**LISTING:**
▼▼▼
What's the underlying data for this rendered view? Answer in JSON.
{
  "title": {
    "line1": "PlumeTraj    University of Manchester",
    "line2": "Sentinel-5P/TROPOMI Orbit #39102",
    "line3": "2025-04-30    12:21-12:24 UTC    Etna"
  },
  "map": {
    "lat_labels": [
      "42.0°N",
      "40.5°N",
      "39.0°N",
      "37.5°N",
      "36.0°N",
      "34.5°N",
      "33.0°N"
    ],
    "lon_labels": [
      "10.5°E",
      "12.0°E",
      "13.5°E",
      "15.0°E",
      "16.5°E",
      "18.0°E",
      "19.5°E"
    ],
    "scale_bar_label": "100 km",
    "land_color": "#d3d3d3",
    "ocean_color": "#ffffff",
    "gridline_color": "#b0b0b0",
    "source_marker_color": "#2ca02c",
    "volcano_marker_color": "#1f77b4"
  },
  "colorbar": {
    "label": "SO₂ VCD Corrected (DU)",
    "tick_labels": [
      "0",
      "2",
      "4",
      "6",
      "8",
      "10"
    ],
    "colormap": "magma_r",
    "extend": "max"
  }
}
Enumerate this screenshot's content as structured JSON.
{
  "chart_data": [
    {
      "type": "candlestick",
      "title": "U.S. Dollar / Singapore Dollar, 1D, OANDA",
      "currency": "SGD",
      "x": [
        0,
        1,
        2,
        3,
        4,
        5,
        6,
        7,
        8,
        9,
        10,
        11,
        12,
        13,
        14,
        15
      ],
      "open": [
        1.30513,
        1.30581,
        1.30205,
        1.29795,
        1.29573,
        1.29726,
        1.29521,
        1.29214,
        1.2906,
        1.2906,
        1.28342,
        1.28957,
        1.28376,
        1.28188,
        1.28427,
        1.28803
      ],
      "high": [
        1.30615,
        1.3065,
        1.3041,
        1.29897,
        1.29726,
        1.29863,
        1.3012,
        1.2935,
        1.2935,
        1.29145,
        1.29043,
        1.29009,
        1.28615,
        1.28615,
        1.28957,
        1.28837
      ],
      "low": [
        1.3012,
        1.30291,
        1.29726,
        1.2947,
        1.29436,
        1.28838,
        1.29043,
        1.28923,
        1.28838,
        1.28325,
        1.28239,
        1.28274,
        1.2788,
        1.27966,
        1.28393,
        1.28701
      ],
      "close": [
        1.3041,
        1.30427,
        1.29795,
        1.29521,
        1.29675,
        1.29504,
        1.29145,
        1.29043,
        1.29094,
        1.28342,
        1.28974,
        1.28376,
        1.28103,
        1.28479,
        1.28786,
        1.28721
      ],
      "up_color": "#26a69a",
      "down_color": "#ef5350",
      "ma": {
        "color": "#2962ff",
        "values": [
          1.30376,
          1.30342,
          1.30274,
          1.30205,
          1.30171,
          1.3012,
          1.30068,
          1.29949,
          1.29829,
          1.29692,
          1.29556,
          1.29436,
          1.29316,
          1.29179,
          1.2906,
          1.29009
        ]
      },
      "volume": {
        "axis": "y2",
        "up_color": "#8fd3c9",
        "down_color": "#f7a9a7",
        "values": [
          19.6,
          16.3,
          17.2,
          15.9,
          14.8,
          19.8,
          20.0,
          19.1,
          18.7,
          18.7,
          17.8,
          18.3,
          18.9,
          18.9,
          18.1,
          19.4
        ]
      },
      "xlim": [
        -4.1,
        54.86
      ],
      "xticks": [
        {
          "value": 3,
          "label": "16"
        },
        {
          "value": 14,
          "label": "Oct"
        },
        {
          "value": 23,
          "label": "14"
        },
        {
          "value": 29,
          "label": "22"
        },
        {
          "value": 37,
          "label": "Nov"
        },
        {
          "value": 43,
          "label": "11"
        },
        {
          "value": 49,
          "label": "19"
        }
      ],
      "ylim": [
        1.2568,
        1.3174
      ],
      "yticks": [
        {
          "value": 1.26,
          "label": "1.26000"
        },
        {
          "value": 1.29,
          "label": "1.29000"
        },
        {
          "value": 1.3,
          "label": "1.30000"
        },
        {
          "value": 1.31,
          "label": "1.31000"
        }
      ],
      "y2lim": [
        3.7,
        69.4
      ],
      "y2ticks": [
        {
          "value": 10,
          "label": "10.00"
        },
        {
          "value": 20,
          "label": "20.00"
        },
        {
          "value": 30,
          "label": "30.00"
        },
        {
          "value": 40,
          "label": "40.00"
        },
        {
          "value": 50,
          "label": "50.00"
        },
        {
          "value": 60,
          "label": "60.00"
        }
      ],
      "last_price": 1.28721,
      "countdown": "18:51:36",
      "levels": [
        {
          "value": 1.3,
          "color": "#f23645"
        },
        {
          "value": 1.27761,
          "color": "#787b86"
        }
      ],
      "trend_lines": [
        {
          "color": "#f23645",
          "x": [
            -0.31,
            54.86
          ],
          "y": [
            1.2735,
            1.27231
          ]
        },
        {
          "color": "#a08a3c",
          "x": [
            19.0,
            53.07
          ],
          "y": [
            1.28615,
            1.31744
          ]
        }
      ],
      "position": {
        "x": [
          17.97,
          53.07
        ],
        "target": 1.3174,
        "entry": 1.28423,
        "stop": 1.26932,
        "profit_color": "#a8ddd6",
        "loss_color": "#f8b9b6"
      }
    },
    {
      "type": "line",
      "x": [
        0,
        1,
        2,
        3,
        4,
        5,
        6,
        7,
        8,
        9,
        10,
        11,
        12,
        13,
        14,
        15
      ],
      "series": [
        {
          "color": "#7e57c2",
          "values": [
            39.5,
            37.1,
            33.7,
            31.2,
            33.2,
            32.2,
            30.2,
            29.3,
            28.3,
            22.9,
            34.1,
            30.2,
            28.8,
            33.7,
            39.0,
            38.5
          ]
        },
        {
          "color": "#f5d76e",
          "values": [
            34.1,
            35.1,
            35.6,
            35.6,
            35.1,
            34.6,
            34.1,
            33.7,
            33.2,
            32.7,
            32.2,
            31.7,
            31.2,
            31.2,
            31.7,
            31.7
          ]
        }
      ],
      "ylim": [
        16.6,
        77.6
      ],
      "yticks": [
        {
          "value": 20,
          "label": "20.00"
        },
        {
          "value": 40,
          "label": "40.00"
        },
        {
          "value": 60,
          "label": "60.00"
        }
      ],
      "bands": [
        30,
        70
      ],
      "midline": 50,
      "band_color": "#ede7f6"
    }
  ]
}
▲▲▲
**SET PROBLEM:** Recopy the whole listing exactly.

**RESPONSE TO THIS TASK:**
What's the underlying data for this rendered view? Answer in JSON.
{
  "title": {
    "line1": "PlumeTraj    University of Manchester",
    "line2": "Sentinel-5P/TROPOMI Orbit #39102",
    "line3": "2025-04-30    12:21-12:24 UTC    Etna"
  },
  "map": {
    "lat_labels": [
      "42.0°N",
      "40.5°N",
      "39.0°N",
      "37.5°N",
      "36.0°N",
      "34.5°N",
      "33.0°N"
    ],
    "lon_labels": [
      "10.5°E",
      "12.0°E",
      "13.5°E",
      "15.0°E",
      "16.5°E",
      "18.0°E",
      "19.5°E"
    ],
    "scale_bar_label": "100 km",
    "land_color": "#d3d3d3",
    "ocean_color": "#ffffff",
    "gridline_color": "#b0b0b0",
    "source_marker_color": "#2ca02c",
    "volcano_marker_color": "#1f77b4"
  },
  "colorbar": {
    "label": "SO₂ VCD Corrected (DU)",
    "tick_labels": [
      "0",
      "2",
      "4",
      "6",
      "8",
      "10"
    ],
    "colormap": "magma_r",
    "extend": "max"
  }
}
Enumerate this screenshot's content as structured JSON.
{
  "chart_data": [
    {
      "type": "candlestick",
      "title": "U.S. Dollar / Singapore Dollar, 1D, OANDA",
      "currency": "SGD",
      "x": [
        0,
        1,
        2,
        3,
        4,
        5,
        6,
        7,
        8,
        9,
        10,
        11,
        12,
        13,
        14,
        15
      ],
      "open": [
        1.30513,
        1.30581,
        1.30205,
        1.29795,
        1.29573,
        1.29726,
        1.29521,
        1.29214,
        1.2906,
        1.2906,
        1.28342,
        1.28957,
        1.28376,
        1.28188,
        1.28427,
        1.28803
      ],
      "high": [
        1.30615,
        1.3065,
        1.3041,
        1.29897,
        1.29726,
        1.29863,
        1.3012,
        1.2935,
        1.2935,
        1.29145,
        1.29043,
        1.29009,
        1.28615,
        1.28615,
        1.28957,
        1.28837
      ],
      "low": [
        1.3012,
        1.30291,
        1.29726,
        1.2947,
        1.29436,
        1.28838,
        1.29043,
        1.28923,
        1.28838,
        1.28325,
        1.28239,
        1.28274,
        1.2788,
        1.27966,
        1.28393,
        1.28701
      ],
      "close": [
        1.3041,
        1.30427,
        1.29795,
        1.29521,
        1.29675,
        1.29504,
        1.29145,
        1.29043,
        1.29094,
        1.28342,
        1.28974,
        1.28376,
        1.28103,
        1.28479,
        1.28786,
        1.28721
      ],
      "up_color": "#26a69a",
      "down_color": "#ef5350",
      "ma": {
        "color": "#2962ff",
        "values": [
          1.30376,
          1.30342,
          1.30274,
          1.30205,
          1.30171,
          1.3012,
          1.30068,
          1.29949,
          1.29829,
          1.29692,
          1.29556,
          1.29436,
          1.29316,
          1.29179,
          1.2906,
          1.29009
        ]
      },
      "volume": {
        "axis": "y2",
        "up_color": "#8fd3c9",
        "down_color": "#f7a9a7",
        "values": [
          19.6,
          16.3,
          17.2,
          15.9,
          14.8,
          19.8,
          20.0,
          19.1,
          18.7,
          18.7,
          17.8,
          18.3,
          18.9,
          18.9,
          18.1,
          19.4
        ]
      },
      "xlim": [
        -4.1,
        54.86
      ],
      "xticks": [
        {
          "value": 3,
          "label": "16"
        },
        {
          "value": 14,
          "label": "Oct"
        },
        {
          "value": 23,
          "label": "14"
        },
        {
          "value": 29,
          "label": "22"
        },
        {
          "value": 37,
          "label": "Nov"
        },
        {
          "value": 43,
          "label": "11"
        },
        {
          "value": 49,
          "label": "19"
        }
      ],
      "ylim": [
        1.2568,
        1.3174
      ],
      "yticks": [
        {
          "value": 1.26,
          "label": "1.26000"
        },
        {
          "value": 1.29,
          "label": "1.29000"
        },
        {
          "value": 1.3,
          "label": "1.30000"
        },
        {
          "value": 1.31,
          "label": "1.31000"
        }
      ],
      "y2lim": [
        3.7,
        69.4
      ],
      "y2ticks": [
        {
          "value": 10,
          "label": "10.00"
        },
        {
          "value": 20,
          "label": "20.00"
        },
        {
          "value": 30,
          "label": "30.00"
        },
        {
          "value": 40,
          "label": "40.00"
        },
        {
          "value": 50,
          "label": "50.00"
        },
        {
          "value": 60,
          "label": "60.00"
        }
      ],
      "last_price": 1.28721,
      "countdown": "18:51:36",
      "levels": [
        {
          "value": 1.3,
          "color": "#f23645"
        },
        {
          "value": 1.27761,
          "color": "#787b86"
        }
      ],
      "trend_lines": [
        {
          "color": "#f23645",
          "x": [
            -0.31,
            54.86
          ],
          "y": [
            1.2735,
            1.27231
          ]
        },
        {
          "color": "#a08a3c",
          "x": [
            19.0,
            53.07
          ],
          "y": [
            1.28615,
            1.31744
          ]
        }
      ],
      "position": {
        "x": [
          17.97,
          53.07
        ],
        "target": 1.3174,
        "entry": 1.28423,
        "stop": 1.26932,
        "profit_color": "#a8ddd6",
        "loss_color": "#f8b9b6"
      }
    },
    {
      "type": "line",
      "x": [
        0,
        1,
        2,
        3,
        4,
        5,
        6,
        7,
        8,
        9,
        10,
        11,
        12,
        13,
        14,
        15
      ],
      "series": [
        {
          "color": "#7e57c2",
          "values": [
            39.5,
            37.1,
            33.7,
            31.2,
            33.2,
            32.2,
            30.2,
            29.3,
            28.3,
            22.9,
            34.1,
            30.2,
            28.8,
            33.7,
            39.0,
            38.5
          ]
        },
        {
          "color": "#f5d76e",
          "values": [
            34.1,
            35.1,
            35.6,
            35.6,
            35.1,
            34.6,
            34.1,
            33.7,
            33.2,
            32.7,
            32.2,
            31.7,
            31.2,
            31.2,
            31.7,
            31.7
          ]
        }
      ],
      "ylim": [
        16.6,
        77.6
      ],
      "yticks": [
        {
          "value": 20,
          "label": "20.00"
        },
        {
          "value": 40,
          "label": "40.00"
        },
        {
          "value": 60,
          "label": "60.00"
        }
      ],
      "bands": [
        30,
        70
      ],
      "midline": 50,
      "band_color": "#ede7f6"
    }
  ]
}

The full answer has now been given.